◆ Directions for this task ◆
Find the word "name" in the material below and gather every line that contains it.

◆ Data provided ◆
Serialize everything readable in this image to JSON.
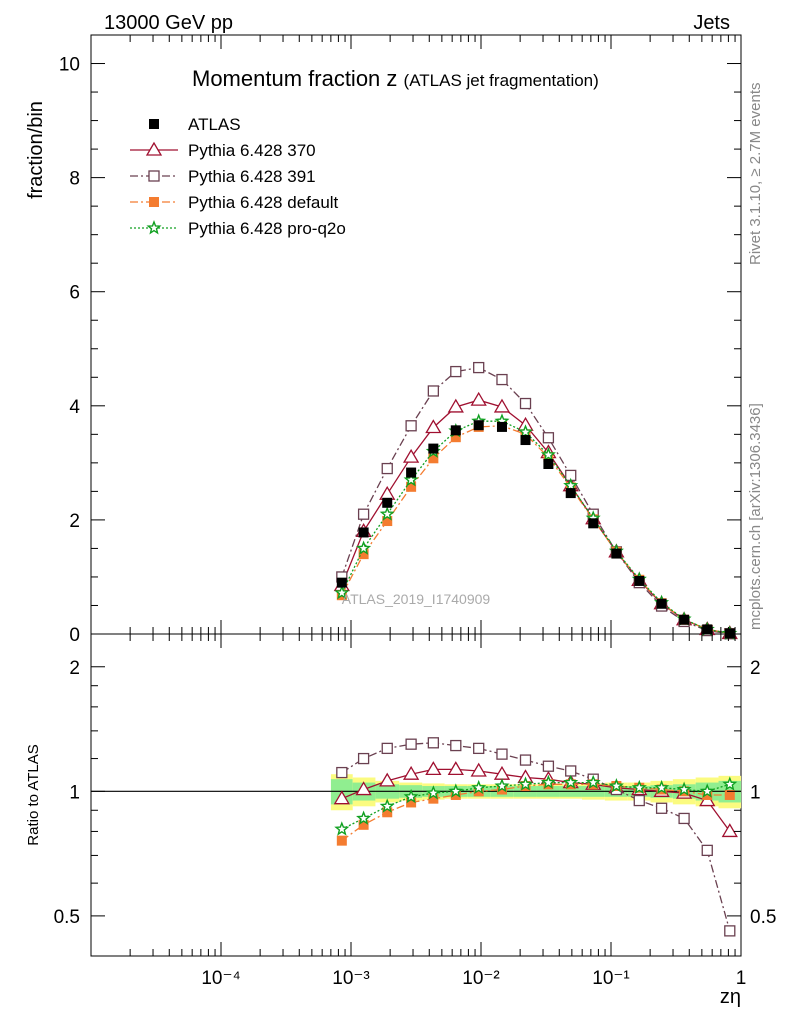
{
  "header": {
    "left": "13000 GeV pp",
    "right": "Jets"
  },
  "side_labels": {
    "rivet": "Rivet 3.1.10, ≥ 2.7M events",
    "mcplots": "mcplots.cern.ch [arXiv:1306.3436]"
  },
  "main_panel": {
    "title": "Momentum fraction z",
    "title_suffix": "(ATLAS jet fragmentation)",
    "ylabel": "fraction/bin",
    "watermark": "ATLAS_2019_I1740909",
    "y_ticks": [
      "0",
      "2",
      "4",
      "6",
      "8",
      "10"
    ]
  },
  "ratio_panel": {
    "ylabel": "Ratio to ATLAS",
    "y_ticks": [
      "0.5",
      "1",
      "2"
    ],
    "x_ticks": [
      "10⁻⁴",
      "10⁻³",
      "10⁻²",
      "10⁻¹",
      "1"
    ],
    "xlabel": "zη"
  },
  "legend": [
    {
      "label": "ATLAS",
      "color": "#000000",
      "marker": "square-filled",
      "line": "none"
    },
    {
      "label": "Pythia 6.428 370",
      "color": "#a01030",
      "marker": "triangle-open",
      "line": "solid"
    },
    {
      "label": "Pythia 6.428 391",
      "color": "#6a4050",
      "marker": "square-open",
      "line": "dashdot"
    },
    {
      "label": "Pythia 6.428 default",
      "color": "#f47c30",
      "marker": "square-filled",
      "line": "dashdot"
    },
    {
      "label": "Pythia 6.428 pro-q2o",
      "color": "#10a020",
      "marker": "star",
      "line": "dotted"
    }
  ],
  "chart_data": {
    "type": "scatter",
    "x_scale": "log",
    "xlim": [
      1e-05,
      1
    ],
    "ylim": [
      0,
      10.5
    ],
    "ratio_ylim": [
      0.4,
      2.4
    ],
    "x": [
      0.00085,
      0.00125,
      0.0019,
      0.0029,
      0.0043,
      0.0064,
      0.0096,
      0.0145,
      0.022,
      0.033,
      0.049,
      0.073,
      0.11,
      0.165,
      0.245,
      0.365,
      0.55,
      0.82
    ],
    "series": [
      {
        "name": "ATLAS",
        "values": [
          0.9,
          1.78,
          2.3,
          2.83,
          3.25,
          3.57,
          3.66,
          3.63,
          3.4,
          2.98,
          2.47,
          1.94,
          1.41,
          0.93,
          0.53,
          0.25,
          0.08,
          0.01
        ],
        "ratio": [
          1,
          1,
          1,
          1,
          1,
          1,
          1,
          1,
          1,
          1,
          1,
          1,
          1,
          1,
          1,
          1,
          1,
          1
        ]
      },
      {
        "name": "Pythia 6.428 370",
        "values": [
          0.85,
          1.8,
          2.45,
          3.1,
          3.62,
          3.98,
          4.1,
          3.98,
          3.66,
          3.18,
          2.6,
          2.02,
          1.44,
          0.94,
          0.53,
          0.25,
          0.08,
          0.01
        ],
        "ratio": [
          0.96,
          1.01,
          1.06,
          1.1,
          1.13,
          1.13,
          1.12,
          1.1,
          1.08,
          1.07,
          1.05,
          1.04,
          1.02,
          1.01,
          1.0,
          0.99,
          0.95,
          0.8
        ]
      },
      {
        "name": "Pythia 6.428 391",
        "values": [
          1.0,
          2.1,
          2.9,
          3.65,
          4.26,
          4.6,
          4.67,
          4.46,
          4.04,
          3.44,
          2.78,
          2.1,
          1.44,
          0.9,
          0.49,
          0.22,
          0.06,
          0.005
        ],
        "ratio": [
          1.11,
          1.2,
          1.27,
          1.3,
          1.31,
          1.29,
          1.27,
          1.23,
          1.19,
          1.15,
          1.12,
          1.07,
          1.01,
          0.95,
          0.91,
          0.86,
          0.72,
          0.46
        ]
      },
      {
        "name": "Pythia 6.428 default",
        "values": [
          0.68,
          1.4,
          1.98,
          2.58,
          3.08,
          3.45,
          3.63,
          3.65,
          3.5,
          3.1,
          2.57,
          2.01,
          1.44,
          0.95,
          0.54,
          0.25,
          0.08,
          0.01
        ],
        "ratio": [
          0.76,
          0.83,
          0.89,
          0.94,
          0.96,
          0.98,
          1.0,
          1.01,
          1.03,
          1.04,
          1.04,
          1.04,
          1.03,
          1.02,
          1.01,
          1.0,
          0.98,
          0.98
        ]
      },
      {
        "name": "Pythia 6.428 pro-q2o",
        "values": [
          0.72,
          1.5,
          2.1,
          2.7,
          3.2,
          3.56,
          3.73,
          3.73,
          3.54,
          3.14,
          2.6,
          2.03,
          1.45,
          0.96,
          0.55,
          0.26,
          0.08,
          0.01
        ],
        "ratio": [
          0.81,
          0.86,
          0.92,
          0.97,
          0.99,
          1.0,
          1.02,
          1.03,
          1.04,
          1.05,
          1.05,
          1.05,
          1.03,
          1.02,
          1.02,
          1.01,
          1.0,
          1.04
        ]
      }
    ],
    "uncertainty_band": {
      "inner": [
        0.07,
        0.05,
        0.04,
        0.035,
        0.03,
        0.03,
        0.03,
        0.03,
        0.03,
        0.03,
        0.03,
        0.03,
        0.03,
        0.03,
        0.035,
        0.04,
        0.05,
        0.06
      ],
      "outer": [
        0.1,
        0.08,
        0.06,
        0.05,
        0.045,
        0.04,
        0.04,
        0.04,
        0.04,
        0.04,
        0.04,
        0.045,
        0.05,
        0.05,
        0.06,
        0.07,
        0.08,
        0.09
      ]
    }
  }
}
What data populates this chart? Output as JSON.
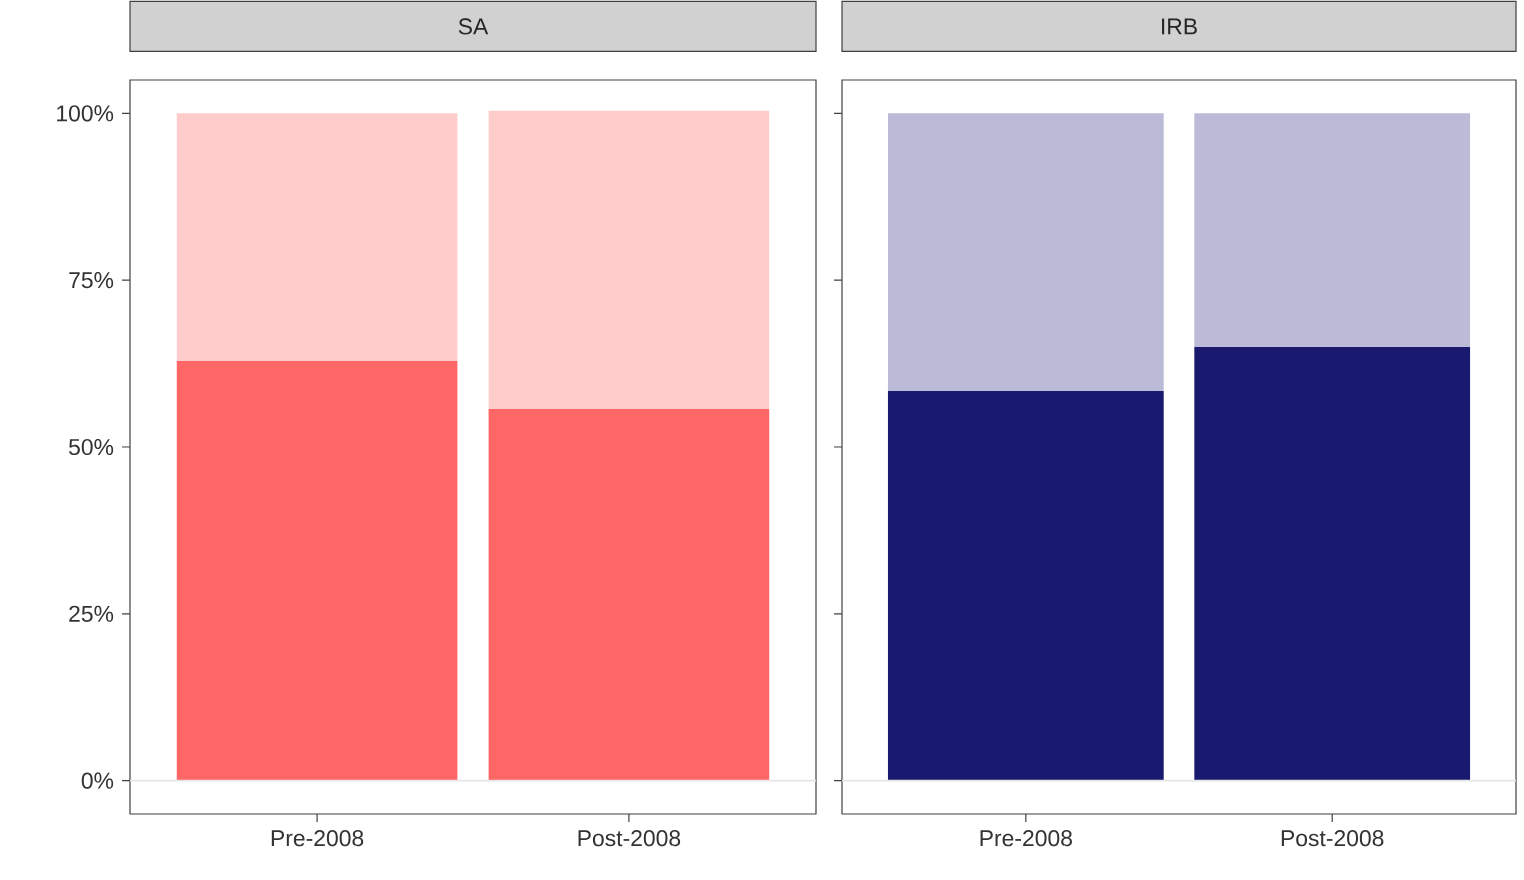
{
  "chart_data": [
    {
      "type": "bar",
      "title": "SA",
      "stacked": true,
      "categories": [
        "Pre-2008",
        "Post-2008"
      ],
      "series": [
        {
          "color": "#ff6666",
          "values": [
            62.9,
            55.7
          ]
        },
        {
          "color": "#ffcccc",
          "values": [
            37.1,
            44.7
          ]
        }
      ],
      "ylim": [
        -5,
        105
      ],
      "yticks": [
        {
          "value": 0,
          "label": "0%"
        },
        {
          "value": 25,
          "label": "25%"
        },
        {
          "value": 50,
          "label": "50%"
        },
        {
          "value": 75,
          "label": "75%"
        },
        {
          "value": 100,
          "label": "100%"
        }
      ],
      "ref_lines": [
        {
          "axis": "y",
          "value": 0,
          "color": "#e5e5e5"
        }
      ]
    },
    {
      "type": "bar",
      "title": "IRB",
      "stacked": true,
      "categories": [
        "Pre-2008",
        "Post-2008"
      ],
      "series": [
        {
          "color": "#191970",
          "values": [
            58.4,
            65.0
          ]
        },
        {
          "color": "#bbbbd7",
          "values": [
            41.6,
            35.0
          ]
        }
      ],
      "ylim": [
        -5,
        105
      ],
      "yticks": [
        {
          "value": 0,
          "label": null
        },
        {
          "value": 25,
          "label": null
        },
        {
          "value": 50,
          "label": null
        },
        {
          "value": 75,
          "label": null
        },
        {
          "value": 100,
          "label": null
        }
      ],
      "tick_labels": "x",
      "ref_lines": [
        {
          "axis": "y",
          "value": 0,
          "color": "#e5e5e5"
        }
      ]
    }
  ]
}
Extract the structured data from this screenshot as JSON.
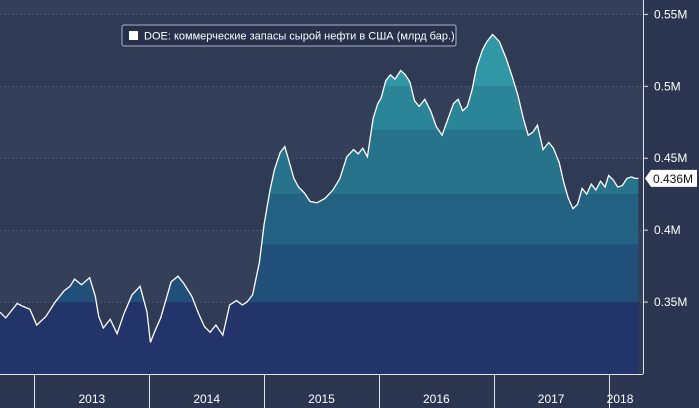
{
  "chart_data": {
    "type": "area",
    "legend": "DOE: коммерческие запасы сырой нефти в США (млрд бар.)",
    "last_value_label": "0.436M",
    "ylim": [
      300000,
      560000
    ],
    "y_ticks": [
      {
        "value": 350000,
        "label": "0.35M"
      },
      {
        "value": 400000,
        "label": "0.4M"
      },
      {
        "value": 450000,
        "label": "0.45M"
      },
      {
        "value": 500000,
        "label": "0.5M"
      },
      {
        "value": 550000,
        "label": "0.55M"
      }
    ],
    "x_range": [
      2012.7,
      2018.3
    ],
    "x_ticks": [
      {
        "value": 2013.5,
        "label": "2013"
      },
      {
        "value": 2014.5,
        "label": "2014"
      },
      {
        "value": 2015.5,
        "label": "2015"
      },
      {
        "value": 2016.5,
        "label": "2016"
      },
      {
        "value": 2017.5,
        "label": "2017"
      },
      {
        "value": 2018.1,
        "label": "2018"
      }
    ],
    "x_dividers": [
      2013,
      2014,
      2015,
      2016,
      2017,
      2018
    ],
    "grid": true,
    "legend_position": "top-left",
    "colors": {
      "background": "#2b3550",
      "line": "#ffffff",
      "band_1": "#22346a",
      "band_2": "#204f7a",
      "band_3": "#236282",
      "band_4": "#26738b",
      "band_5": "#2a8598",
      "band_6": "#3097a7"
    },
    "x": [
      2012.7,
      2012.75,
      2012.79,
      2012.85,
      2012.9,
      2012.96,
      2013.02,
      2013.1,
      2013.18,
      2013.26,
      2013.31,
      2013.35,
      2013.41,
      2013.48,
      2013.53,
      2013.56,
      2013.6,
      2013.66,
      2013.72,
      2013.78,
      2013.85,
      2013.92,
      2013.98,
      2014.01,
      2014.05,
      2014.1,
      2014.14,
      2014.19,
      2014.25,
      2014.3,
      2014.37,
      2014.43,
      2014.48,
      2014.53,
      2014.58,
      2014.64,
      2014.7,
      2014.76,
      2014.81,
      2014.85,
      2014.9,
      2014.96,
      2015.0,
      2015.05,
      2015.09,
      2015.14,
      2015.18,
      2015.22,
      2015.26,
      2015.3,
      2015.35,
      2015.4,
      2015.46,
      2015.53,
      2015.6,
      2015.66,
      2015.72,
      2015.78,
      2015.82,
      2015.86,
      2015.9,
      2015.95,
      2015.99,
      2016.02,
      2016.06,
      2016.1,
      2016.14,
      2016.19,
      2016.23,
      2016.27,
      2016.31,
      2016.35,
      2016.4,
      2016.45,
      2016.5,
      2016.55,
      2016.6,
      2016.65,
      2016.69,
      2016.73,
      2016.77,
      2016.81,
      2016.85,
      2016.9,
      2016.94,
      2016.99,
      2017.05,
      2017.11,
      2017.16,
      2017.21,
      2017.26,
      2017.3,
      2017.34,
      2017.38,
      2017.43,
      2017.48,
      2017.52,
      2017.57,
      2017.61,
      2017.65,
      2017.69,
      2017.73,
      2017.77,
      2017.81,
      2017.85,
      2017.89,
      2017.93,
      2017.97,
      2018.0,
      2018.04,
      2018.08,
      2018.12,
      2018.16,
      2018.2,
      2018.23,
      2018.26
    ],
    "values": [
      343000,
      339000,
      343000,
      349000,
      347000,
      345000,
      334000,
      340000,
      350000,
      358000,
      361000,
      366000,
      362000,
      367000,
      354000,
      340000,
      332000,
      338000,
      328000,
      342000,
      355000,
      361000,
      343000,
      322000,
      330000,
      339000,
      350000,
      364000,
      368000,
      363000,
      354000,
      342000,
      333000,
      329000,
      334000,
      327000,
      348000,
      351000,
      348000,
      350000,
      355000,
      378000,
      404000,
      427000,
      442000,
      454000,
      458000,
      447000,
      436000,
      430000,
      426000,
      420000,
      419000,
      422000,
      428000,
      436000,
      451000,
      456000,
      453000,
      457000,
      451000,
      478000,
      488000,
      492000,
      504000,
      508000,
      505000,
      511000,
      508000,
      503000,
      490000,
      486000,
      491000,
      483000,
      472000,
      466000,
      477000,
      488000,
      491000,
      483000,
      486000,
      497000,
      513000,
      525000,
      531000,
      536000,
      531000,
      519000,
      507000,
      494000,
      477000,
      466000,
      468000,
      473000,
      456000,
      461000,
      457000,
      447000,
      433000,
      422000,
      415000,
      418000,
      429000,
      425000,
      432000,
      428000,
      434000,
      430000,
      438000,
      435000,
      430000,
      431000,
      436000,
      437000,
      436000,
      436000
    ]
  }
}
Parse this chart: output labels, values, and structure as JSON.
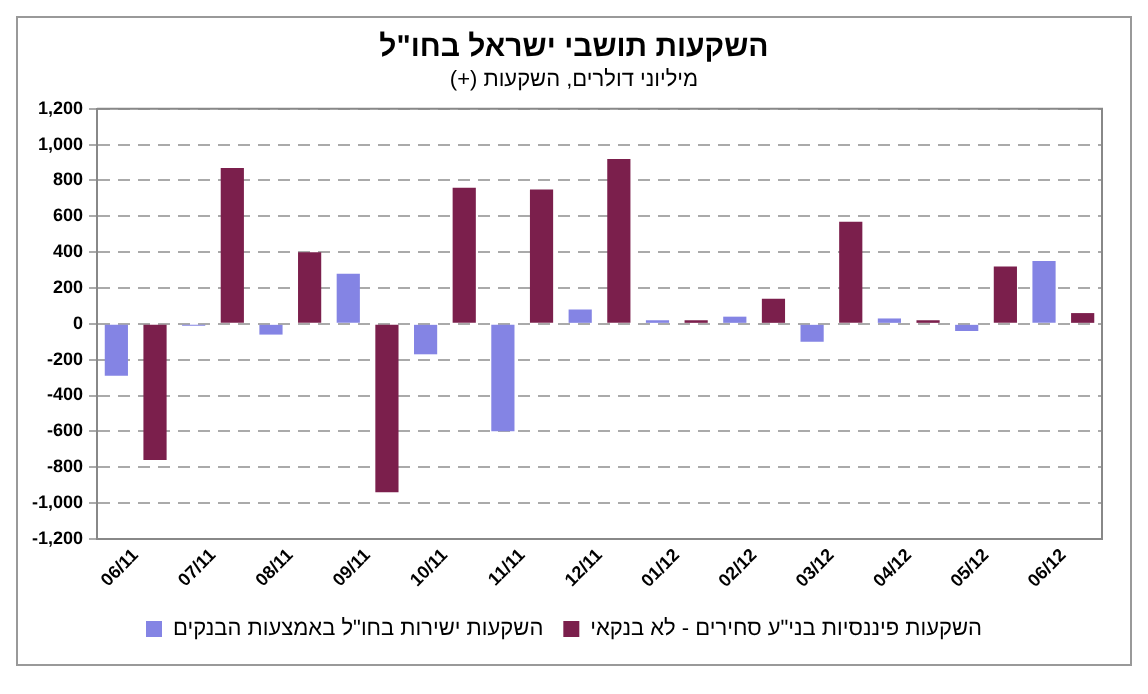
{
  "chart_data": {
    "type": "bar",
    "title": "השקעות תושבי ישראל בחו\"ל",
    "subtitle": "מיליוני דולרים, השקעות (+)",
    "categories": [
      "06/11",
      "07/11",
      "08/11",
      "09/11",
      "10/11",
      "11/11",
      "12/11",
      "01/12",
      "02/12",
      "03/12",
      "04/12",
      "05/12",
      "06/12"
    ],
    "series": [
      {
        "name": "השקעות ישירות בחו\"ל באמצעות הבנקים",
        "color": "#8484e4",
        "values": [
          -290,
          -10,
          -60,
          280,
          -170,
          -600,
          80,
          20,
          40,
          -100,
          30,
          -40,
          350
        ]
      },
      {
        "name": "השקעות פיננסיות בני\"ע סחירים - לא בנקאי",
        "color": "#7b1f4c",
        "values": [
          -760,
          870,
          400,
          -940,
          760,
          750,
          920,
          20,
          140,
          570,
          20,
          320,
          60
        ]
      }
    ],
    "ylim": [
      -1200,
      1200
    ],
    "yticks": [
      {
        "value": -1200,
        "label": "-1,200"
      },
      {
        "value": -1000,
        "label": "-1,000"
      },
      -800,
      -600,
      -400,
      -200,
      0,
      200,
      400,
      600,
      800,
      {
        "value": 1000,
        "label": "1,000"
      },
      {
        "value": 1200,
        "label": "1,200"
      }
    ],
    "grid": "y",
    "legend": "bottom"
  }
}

◆ Response ◆
        "name": "ATLAS",
        "name": "Pythia 6.428 370",
        "name": "Pythia 6.428 391",
        "name": "Pythia 6.428 default",
        "name": "Pythia 6.428 pro-q2o",
        "name": "השקעות ישירות בחו\"ל באמצעות הבנקים",
        "name": "השקעות פיננסיות בני\"ע סחירים - לא בנקאי",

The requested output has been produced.